▶ Supplied data
********

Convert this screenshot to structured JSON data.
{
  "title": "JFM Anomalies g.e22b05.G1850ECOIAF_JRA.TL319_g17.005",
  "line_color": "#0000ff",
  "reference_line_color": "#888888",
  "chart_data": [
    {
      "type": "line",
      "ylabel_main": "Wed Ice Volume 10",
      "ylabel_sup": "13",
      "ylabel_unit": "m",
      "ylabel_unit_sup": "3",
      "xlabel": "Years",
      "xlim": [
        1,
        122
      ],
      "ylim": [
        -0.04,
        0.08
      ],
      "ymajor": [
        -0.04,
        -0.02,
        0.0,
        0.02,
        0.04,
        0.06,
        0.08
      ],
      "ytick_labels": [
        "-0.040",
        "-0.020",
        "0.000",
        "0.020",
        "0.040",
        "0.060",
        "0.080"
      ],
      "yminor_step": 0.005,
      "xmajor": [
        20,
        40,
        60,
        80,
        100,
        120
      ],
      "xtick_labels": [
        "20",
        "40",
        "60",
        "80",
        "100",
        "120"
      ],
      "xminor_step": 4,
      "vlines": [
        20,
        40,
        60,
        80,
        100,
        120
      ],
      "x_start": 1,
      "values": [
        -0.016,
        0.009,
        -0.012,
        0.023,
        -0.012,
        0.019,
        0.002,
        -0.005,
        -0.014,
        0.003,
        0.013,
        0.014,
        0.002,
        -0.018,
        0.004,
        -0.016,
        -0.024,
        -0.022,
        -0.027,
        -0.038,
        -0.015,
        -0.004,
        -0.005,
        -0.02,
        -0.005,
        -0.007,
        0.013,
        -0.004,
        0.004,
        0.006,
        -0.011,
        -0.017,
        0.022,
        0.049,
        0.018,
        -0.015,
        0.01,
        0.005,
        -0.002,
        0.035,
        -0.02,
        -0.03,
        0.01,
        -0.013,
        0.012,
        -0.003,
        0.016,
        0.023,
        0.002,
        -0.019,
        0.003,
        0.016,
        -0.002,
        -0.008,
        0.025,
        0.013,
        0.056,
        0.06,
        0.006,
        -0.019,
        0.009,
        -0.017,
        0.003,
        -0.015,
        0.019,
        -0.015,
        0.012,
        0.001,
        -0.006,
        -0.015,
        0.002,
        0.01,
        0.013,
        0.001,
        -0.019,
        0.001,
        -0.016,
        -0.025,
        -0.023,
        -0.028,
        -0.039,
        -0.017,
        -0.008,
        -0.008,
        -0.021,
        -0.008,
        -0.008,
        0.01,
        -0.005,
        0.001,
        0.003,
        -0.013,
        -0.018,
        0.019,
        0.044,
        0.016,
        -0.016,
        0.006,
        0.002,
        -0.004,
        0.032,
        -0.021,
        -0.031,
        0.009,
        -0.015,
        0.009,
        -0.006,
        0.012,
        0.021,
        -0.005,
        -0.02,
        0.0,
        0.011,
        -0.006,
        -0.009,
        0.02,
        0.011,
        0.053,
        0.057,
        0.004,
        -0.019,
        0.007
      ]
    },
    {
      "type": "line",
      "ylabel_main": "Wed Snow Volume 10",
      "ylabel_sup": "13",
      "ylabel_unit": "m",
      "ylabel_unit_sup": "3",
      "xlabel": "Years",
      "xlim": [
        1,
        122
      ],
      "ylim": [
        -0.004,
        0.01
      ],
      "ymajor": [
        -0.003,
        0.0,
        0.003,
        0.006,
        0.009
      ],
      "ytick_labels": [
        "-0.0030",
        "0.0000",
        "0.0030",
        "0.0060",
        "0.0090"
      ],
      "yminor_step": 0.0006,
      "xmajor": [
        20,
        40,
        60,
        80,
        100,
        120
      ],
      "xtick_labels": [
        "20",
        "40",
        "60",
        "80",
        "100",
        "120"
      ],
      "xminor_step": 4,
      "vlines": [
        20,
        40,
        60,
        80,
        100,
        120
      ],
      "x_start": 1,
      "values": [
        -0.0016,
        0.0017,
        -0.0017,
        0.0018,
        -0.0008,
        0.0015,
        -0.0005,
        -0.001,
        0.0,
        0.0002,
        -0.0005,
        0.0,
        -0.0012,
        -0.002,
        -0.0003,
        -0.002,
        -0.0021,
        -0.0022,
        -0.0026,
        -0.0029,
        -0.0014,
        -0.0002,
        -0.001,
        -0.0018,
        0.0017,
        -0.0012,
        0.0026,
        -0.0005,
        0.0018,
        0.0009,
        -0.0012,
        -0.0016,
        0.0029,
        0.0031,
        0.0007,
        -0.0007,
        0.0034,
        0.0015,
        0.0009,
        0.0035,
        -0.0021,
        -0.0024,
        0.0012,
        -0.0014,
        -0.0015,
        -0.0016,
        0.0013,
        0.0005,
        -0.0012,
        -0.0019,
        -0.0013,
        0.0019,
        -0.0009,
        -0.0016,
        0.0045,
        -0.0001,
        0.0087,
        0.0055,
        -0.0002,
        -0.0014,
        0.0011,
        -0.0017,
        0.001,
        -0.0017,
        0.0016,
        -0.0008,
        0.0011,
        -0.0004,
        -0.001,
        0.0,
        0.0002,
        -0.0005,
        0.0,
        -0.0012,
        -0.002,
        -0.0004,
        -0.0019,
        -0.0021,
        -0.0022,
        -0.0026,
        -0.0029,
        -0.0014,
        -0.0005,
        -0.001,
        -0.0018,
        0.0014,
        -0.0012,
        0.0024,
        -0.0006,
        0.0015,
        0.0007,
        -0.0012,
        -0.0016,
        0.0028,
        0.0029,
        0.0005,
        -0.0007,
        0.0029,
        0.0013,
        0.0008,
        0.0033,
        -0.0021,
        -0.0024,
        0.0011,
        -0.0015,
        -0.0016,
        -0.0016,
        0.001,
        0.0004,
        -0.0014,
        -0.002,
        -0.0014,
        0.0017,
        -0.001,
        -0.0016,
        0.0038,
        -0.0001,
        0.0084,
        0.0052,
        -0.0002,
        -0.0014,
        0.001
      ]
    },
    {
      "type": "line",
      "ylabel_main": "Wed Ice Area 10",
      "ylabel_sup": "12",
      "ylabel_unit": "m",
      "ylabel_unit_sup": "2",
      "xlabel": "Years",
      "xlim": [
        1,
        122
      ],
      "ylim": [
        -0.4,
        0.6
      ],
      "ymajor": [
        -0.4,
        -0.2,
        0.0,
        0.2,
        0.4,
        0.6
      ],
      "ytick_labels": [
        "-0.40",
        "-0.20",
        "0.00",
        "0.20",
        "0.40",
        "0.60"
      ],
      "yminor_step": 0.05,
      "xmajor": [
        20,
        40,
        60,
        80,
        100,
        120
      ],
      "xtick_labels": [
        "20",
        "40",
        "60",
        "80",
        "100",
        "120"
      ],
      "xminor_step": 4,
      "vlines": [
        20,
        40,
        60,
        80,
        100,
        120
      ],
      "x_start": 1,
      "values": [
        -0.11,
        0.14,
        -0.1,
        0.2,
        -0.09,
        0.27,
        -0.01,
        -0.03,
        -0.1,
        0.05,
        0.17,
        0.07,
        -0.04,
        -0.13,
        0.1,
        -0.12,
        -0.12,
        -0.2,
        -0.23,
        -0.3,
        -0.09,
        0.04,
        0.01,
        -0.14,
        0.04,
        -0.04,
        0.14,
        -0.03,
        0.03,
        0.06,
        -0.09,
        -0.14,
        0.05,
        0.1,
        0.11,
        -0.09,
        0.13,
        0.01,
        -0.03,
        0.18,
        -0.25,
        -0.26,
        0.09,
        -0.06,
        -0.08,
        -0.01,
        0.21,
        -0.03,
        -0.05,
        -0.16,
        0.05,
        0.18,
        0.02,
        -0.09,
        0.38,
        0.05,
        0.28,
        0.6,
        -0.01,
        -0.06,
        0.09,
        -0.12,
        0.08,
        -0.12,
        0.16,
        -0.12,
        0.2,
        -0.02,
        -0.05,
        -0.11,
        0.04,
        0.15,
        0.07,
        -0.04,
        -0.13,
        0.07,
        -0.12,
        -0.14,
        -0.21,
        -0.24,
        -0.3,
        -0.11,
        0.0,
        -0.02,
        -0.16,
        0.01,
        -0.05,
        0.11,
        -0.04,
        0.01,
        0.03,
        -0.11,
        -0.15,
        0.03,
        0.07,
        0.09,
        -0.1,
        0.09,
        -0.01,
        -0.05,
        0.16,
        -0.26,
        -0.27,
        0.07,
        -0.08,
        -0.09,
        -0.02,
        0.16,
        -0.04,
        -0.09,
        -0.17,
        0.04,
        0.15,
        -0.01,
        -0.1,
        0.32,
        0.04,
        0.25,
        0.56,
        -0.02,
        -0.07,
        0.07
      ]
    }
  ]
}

********

Using the records above, list each line that includes "Volume".

▶ Task response
      "ylabel_main": "Wed Ice Volume 10",
      "ylabel_main": "Wed Snow Volume 10",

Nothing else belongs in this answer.